→ Your goal
Filter these entries so that only lines with the word "Post" remain.

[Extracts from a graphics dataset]
== == ==

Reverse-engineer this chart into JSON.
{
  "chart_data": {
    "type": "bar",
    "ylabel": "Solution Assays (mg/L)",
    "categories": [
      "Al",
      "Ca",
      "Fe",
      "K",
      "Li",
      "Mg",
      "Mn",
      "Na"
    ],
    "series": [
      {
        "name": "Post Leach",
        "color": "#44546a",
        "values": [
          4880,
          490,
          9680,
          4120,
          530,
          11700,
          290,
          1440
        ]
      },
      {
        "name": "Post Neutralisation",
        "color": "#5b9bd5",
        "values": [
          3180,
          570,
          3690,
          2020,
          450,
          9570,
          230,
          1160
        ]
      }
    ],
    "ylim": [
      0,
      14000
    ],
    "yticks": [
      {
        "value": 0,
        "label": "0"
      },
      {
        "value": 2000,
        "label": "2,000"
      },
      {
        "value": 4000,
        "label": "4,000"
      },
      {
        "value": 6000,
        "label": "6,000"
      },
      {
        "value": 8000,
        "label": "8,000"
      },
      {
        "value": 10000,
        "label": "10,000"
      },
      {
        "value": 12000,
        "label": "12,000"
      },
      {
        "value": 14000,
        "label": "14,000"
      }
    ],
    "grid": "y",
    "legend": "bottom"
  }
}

== == ==

→ Exercise response
        "name": "Post Leach",
        "name": "Post Neutralisation",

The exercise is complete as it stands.